WHAT IS ASKED:
Repeat the full listing, word for word.
*** INFORMATION GIVEN ***
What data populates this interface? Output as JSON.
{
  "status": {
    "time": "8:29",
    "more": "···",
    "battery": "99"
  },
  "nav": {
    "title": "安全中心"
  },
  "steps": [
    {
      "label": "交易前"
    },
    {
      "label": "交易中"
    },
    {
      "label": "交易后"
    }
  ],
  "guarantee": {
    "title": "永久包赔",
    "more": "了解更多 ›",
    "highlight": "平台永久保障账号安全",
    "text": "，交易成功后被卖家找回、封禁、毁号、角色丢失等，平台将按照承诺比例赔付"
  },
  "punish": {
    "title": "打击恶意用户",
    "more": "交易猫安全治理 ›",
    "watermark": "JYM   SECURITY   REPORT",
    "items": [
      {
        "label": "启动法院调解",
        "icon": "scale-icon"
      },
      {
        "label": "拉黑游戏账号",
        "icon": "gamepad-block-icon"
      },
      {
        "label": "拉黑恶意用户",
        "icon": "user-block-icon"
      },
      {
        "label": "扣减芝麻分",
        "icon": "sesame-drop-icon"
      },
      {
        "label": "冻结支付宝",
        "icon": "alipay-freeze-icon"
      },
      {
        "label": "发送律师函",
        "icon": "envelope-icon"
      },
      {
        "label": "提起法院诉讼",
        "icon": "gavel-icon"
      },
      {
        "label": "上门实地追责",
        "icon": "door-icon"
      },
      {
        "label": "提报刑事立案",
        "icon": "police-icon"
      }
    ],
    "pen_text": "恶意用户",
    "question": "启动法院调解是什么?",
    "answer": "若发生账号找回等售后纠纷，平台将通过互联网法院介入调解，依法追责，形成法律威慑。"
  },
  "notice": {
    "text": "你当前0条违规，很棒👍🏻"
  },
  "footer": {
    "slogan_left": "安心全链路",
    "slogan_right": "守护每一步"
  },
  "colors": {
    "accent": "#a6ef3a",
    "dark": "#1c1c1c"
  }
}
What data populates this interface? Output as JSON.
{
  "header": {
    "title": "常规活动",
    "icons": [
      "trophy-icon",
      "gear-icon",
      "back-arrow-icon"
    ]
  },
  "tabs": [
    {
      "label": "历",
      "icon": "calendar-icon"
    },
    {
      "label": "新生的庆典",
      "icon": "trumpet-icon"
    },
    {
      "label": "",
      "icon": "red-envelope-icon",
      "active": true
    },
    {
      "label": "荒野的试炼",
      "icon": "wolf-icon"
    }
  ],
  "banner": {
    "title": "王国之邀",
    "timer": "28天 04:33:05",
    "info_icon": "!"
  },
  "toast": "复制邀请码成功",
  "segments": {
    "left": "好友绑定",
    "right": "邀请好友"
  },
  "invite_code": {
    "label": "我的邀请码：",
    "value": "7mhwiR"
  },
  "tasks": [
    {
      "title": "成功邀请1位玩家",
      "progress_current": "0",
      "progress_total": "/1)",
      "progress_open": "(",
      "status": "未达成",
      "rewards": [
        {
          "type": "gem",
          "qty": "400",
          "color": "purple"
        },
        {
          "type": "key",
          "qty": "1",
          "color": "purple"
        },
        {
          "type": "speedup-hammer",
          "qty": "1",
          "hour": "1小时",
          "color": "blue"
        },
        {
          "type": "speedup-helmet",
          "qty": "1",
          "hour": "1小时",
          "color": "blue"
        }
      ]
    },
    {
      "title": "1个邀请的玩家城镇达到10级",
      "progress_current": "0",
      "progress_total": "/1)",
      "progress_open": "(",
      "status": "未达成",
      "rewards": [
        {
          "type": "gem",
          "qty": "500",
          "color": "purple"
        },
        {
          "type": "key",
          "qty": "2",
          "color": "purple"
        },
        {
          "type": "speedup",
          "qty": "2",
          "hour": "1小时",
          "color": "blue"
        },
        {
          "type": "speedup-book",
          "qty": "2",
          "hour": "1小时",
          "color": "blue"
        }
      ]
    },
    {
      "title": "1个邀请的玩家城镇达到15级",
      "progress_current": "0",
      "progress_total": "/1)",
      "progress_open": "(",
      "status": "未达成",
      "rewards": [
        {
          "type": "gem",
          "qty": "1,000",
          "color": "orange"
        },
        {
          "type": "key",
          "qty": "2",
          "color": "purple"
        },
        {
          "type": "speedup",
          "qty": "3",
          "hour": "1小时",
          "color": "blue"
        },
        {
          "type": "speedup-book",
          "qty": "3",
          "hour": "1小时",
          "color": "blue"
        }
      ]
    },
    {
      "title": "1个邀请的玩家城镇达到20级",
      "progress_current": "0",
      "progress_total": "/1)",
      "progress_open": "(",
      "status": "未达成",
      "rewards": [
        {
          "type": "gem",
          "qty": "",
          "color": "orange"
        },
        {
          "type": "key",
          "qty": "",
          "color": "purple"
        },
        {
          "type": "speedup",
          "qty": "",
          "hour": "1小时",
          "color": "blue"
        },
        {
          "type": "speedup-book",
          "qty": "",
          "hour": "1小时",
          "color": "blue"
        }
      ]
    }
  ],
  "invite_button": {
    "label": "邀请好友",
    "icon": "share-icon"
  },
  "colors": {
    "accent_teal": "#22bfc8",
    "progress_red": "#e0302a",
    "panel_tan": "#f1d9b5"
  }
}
***
CORRECT RESULT:
What data populates this interface? Output as JSON.
{
  "status": {
    "time": "8:29",
    "more": "···",
    "battery": "99"
  },
  "nav": {
    "title": "安全中心"
  },
  "steps": [
    {
      "label": "交易前"
    },
    {
      "label": "交易中"
    },
    {
      "label": "交易后"
    }
  ],
  "guarantee": {
    "title": "永久包赔",
    "more": "了解更多 ›",
    "highlight": "平台永久保障账号安全",
    "text": "，交易成功后被卖家找回、封禁、毁号、角色丢失等，平台将按照承诺比例赔付"
  },
  "punish": {
    "title": "打击恶意用户",
    "more": "交易猫安全治理 ›",
    "watermark": "JYM   SECURITY   REPORT",
    "items": [
      {
        "label": "启动法院调解",
        "icon": "scale-icon"
      },
      {
        "label": "拉黑游戏账号",
        "icon": "gamepad-block-icon"
      },
      {
        "label": "拉黑恶意用户",
        "icon": "user-block-icon"
      },
      {
        "label": "扣减芝麻分",
        "icon": "sesame-drop-icon"
      },
      {
        "label": "冻结支付宝",
        "icon": "alipay-freeze-icon"
      },
      {
        "label": "发送律师函",
        "icon": "envelope-icon"
      },
      {
        "label": "提起法院诉讼",
        "icon": "gavel-icon"
      },
      {
        "label": "上门实地追责",
        "icon": "door-icon"
      },
      {
        "label": "提报刑事立案",
        "icon": "police-icon"
      }
    ],
    "pen_text": "恶意用户",
    "question": "启动法院调解是什么?",
    "answer": "若发生账号找回等售后纠纷，平台将通过互联网法院介入调解，依法追责，形成法律威慑。"
  },
  "notice": {
    "text": "你当前0条违规，很棒👍🏻"
  },
  "footer": {
    "slogan_left": "安心全链路",
    "slogan_right": "守护每一步"
  },
  "colors": {
    "accent": "#a6ef3a",
    "dark": "#1c1c1c"
  }
}
What data populates this interface? Output as JSON.
{
  "header": {
    "title": "常规活动",
    "icons": [
      "trophy-icon",
      "gear-icon",
      "back-arrow-icon"
    ]
  },
  "tabs": [
    {
      "label": "历",
      "icon": "calendar-icon"
    },
    {
      "label": "新生的庆典",
      "icon": "trumpet-icon"
    },
    {
      "label": "",
      "icon": "red-envelope-icon",
      "active": true
    },
    {
      "label": "荒野的试炼",
      "icon": "wolf-icon"
    }
  ],
  "banner": {
    "title": "王国之邀",
    "timer": "28天 04:33:05",
    "info_icon": "!"
  },
  "toast": "复制邀请码成功",
  "segments": {
    "left": "好友绑定",
    "right": "邀请好友"
  },
  "invite_code": {
    "label": "我的邀请码：",
    "value": "7mhwiR"
  },
  "tasks": [
    {
      "title": "成功邀请1位玩家",
      "progress_current": "0",
      "progress_total": "/1)",
      "progress_open": "(",
      "status": "未达成",
      "rewards": [
        {
          "type": "gem",
          "qty": "400",
          "color": "purple"
        },
        {
          "type": "key",
          "qty": "1",
          "color": "purple"
        },
        {
          "type": "speedup-hammer",
          "qty": "1",
          "hour": "1小时",
          "color": "blue"
        },
        {
          "type": "speedup-helmet",
          "qty": "1",
          "hour": "1小时",
          "color": "blue"
        }
      ]
    },
    {
      "title": "1个邀请的玩家城镇达到10级",
      "progress_current": "0",
      "progress_total": "/1)",
      "progress_open": "(",
      "status": "未达成",
      "rewards": [
        {
          "type": "gem",
          "qty": "500",
          "color": "purple"
        },
        {
          "type": "key",
          "qty": "2",
          "color": "purple"
        },
        {
          "type": "speedup",
          "qty": "2",
          "hour": "1小时",
          "color": "blue"
        },
        {
          "type": "speedup-book",
          "qty": "2",
          "hour": "1小时",
          "color": "blue"
        }
      ]
    },
    {
      "title": "1个邀请的玩家城镇达到15级",
      "progress_current": "0",
      "progress_total": "/1)",
      "progress_open": "(",
      "status": "未达成",
      "rewards": [
        {
          "type": "gem",
          "qty": "1,000",
          "color": "orange"
        },
        {
          "type": "key",
          "qty": "2",
          "color": "purple"
        },
        {
          "type": "speedup",
          "qty": "3",
          "hour": "1小时",
          "color": "blue"
        },
        {
          "type": "speedup-book",
          "qty": "3",
          "hour": "1小时",
          "color": "blue"
        }
      ]
    },
    {
      "title": "1个邀请的玩家城镇达到20级",
      "progress_current": "0",
      "progress_total": "/1)",
      "progress_open": "(",
      "status": "未达成",
      "rewards": [
        {
          "type": "gem",
          "qty": "",
          "color": "orange"
        },
        {
          "type": "key",
          "qty": "",
          "color": "purple"
        },
        {
          "type": "speedup",
          "qty": "",
          "hour": "1小时",
          "color": "blue"
        },
        {
          "type": "speedup-book",
          "qty": "",
          "hour": "1小时",
          "color": "blue"
        }
      ]
    }
  ],
  "invite_button": {
    "label": "邀请好友",
    "icon": "share-icon"
  },
  "colors": {
    "accent_teal": "#22bfc8",
    "progress_red": "#e0302a",
    "panel_tan": "#f1d9b5"
  }
}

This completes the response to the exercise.